Dataset items:

+ + + +

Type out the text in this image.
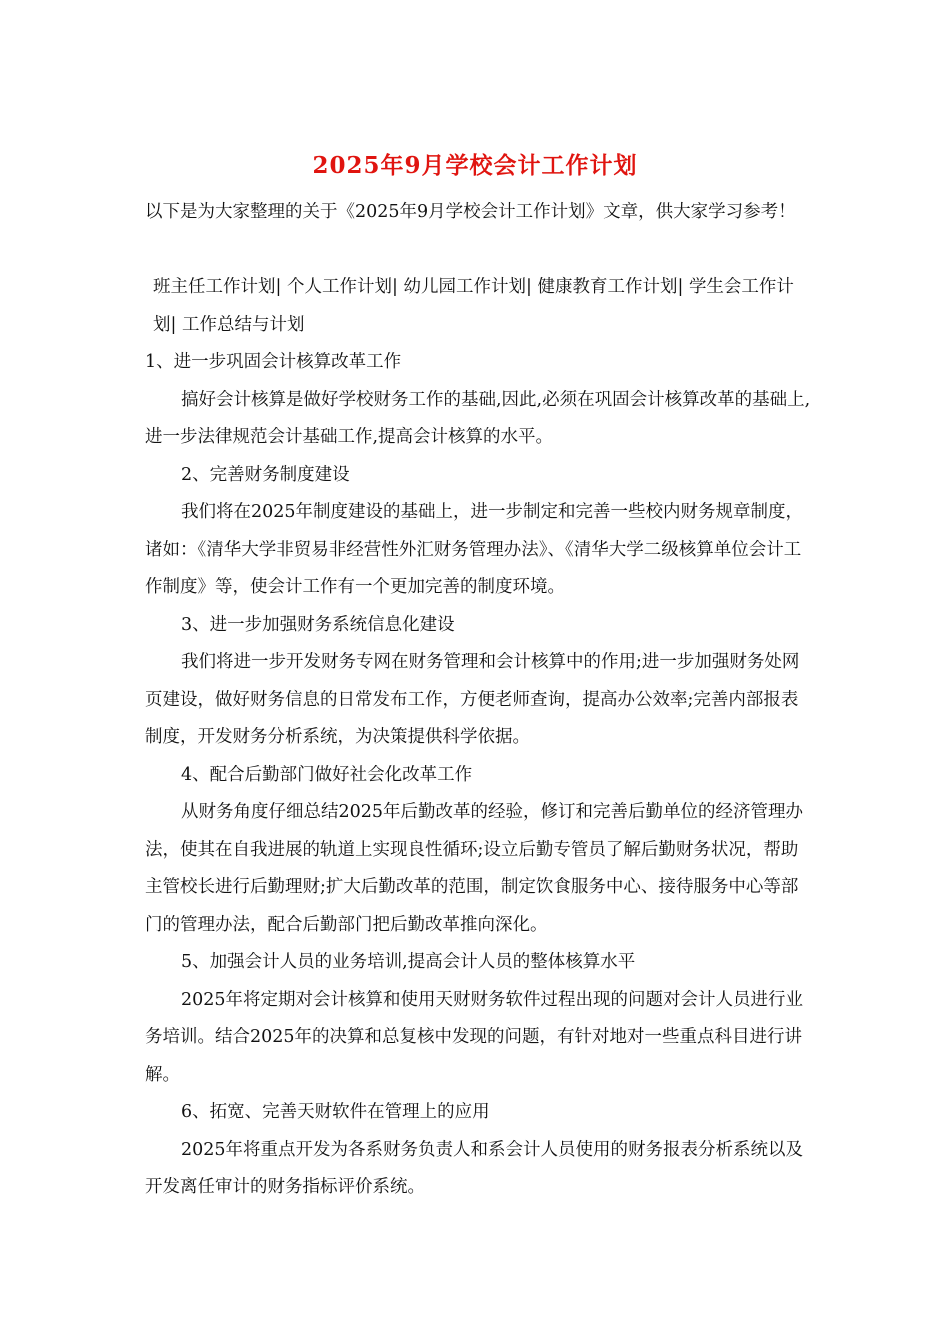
2025年9月学校会计工作计划

以下是为大家整理的关于《2025年9月学校会计工作计划》文章，供大家学习参考！

班主任工作计划| 个人工作计划| 幼儿园工作计划| 健康教育工作计划| 学生会工作计划| 工作总结与计划

1、进一步巩固会计核算改革工作

搞好会计核算是做好学校财务工作的基础,因此,必须在巩固会计核算改革的基础上,进一步法律规范会计基础工作,提高会计核算的水平。

2、完善财务制度建设

我们将在2025年制度建设的基础上，进一步制定和完善一些校内财务规章制度，诸如：《清华大学非贸易非经营性外汇财务管理办法》、《清华大学二级核算单位会计工作制度》等，使会计工作有一个更加完善的制度环境。

3、进一步加强财务系统信息化建设

我们将进一步开发财务专网在财务管理和会计核算中的作用;进一步加强财务处网页建设，做好财务信息的日常发布工作，方便老师查询，提高办公效率;完善内部报表制度，开发财务分析系统，为决策提供科学依据。

4、配合后勤部门做好社会化改革工作

从财务角度仔细总结2025年后勤改革的经验，修订和完善后勤单位的经济管理办法，使其在自我进展的轨道上实现良性循环;设立后勤专管员了解后勤财务状况，帮助主管校长进行后勤理财;扩大后勤改革的范围，制定饮食服务中心、接待服务中心等部门的管理办法，配合后勤部门把后勤改革推向深化。

5、加强会计人员的业务培训,提高会计人员的整体核算水平

2025年将定期对会计核算和使用天财财务软件过程出现的问题对会计人员进行业务培训。结合2025年的决算和总复核中发现的问题，有针对地对一些重点科目进行讲解。

6、拓宽、完善天财软件在管理上的应用

2025年将重点开发为各系财务负责人和系会计人员使用的财务报表分析系统以及开发离任审计的财务指标评价系统。
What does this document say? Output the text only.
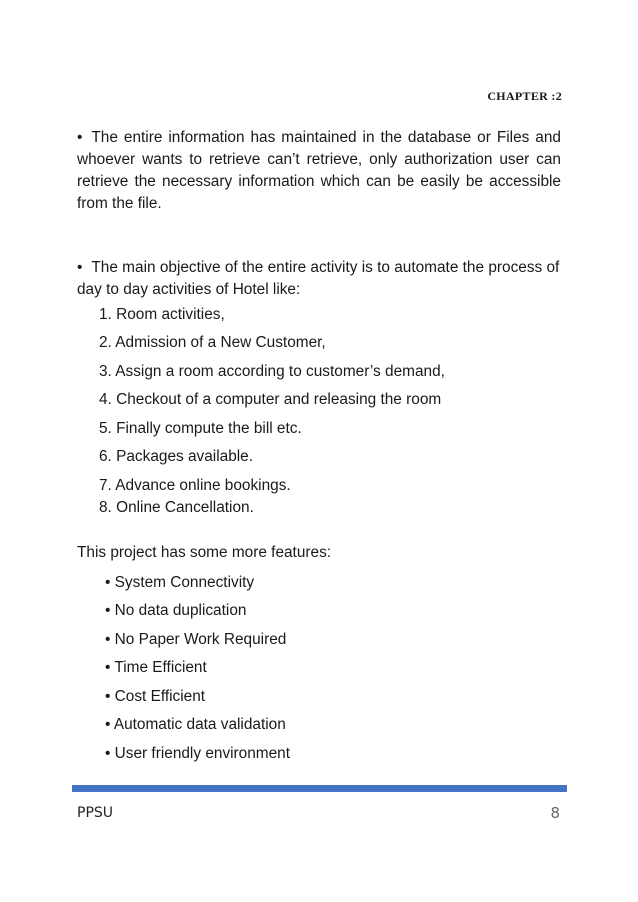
CHAPTER :2
• The entire information has maintained in the database or Files and whoever wants to retrieve can’t retrieve, only authorization user can retrieve the necessary information which can be easily be accessible from the file.
• The main objective of the entire activity is to automate the process of day to day activities of Hotel like:
1. Room activities,
2. Admission of a New Customer,
3. Assign a room according to customer’s demand,
4. Checkout of a computer and releasing the room
5. Finally compute the bill etc.
6. Packages available.
7. Advance online bookings.
8. Online Cancellation.
This project has some more features:
• System Connectivity
• No data duplication
• No Paper Work Required
• Time Efficient
• Cost Efficient
• Automatic data validation
• User friendly environment
PPSU	8
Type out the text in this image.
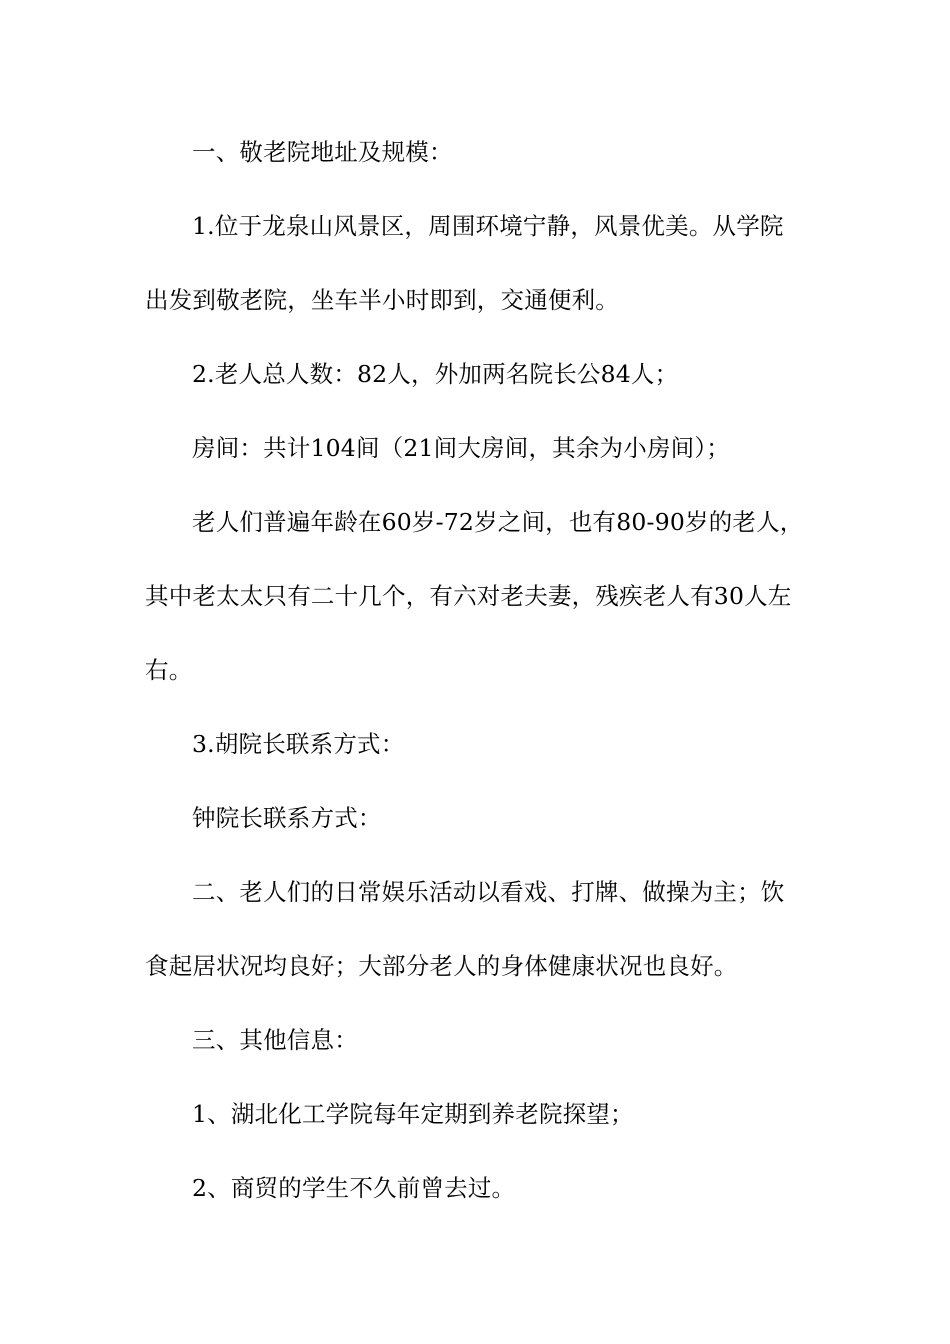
一、敬老院地址及规模：
1.位于龙泉山风景区，周围环境宁静，风景优美。从学院
出发到敬老院，坐车半小时即到，交通便利。
2.老人总人数：82人，外加两名院长公84人；
房间：共计104间（21间大房间，其余为小房间）；
老人们普遍年龄在60岁-72岁之间，也有80-90岁的老人，
其中老太太只有二十几个，有六对老夫妻，残疾老人有30人左
右。
3.胡院长联系方式：
钟院长联系方式：
二、老人们的日常娱乐活动以看戏、打牌、做操为主；饮
食起居状况均良好；大部分老人的身体健康状况也良好。
三、其他信息：
1、湖北化工学院每年定期到养老院探望；
2、商贸的学生不久前曾去过。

+ + + +

> [INSTRUCTION] Return all lines containing "only".

> [EXERCISE RESULT]
What does this document say? Output the text only.
• The entire information has maintained in the database or Files and whoever wants to retrieve can’t retrieve, only authorization user can retrieve the necessary information which can be easily be accessible from the file.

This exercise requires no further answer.